# What is required
Below are some records; repeat them all exactly, minus the pictures.

# Provided records
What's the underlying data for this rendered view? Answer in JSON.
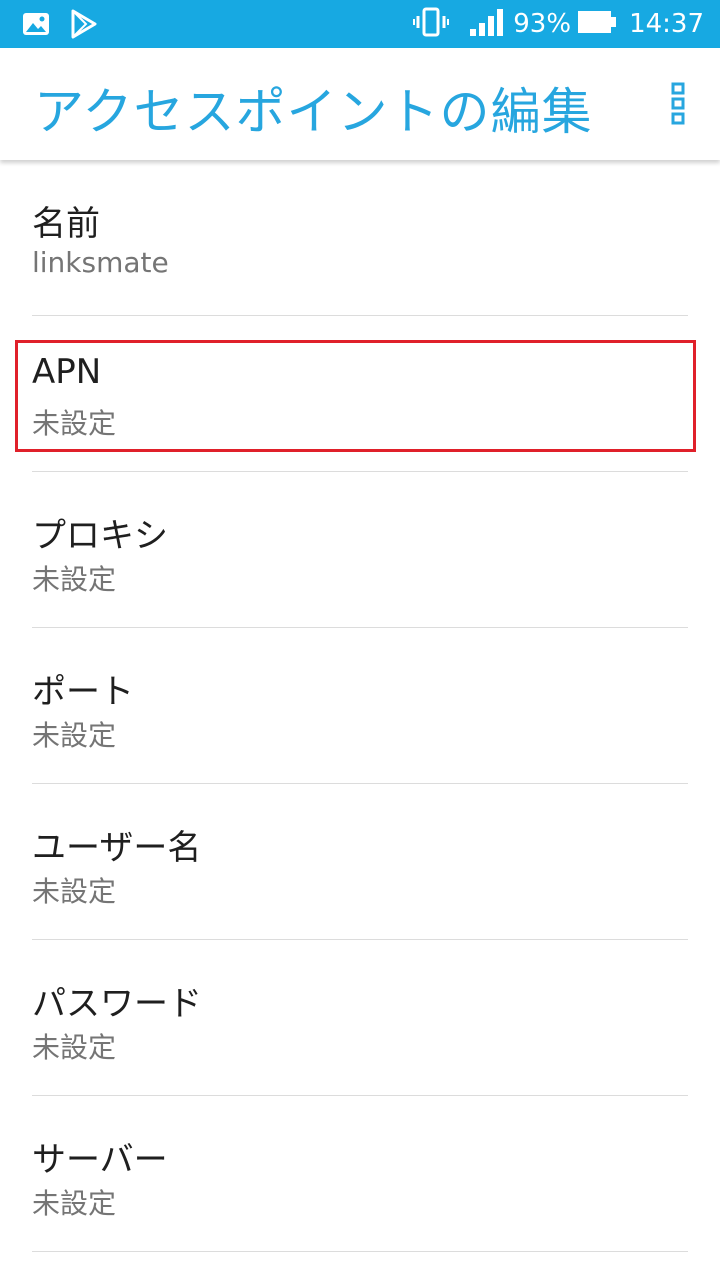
{
  "status_bar": {
    "battery_percent": "93%",
    "time": "14:37",
    "left_icons": [
      "gallery-icon",
      "play-store-icon"
    ],
    "right_icons": [
      "vibrate-icon",
      "signal-icon",
      "battery-icon"
    ],
    "background_color": "#17a9e2"
  },
  "app_bar": {
    "title": "アクセスポイントの編集",
    "title_color": "#27a6df",
    "menu_icon": "more-vert-icon"
  },
  "settings": [
    {
      "title": "名前",
      "value": "linksmate"
    },
    {
      "title": "APN",
      "value": "未設定"
    },
    {
      "title": "プロキシ",
      "value": "未設定"
    },
    {
      "title": "ポート",
      "value": "未設定"
    },
    {
      "title": "ユーザー名",
      "value": "未設定"
    },
    {
      "title": "パスワード",
      "value": "未設定"
    },
    {
      "title": "サーバー",
      "value": "未設定"
    }
  ],
  "highlight": {
    "target": "APN",
    "color": "#e0202a"
  }
}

# In response
What's the underlying data for this rendered view? Answer in JSON.
{
  "status_bar": {
    "battery_percent": "93%",
    "time": "14:37",
    "left_icons": [
      "gallery-icon",
      "play-store-icon"
    ],
    "right_icons": [
      "vibrate-icon",
      "signal-icon",
      "battery-icon"
    ],
    "background_color": "#17a9e2"
  },
  "app_bar": {
    "title": "アクセスポイントの編集",
    "title_color": "#27a6df",
    "menu_icon": "more-vert-icon"
  },
  "settings": [
    {
      "title": "名前",
      "value": "linksmate"
    },
    {
      "title": "APN",
      "value": "未設定"
    },
    {
      "title": "プロキシ",
      "value": "未設定"
    },
    {
      "title": "ポート",
      "value": "未設定"
    },
    {
      "title": "ユーザー名",
      "value": "未設定"
    },
    {
      "title": "パスワード",
      "value": "未設定"
    },
    {
      "title": "サーバー",
      "value": "未設定"
    }
  ],
  "highlight": {
    "target": "APN",
    "color": "#e0202a"
  }
}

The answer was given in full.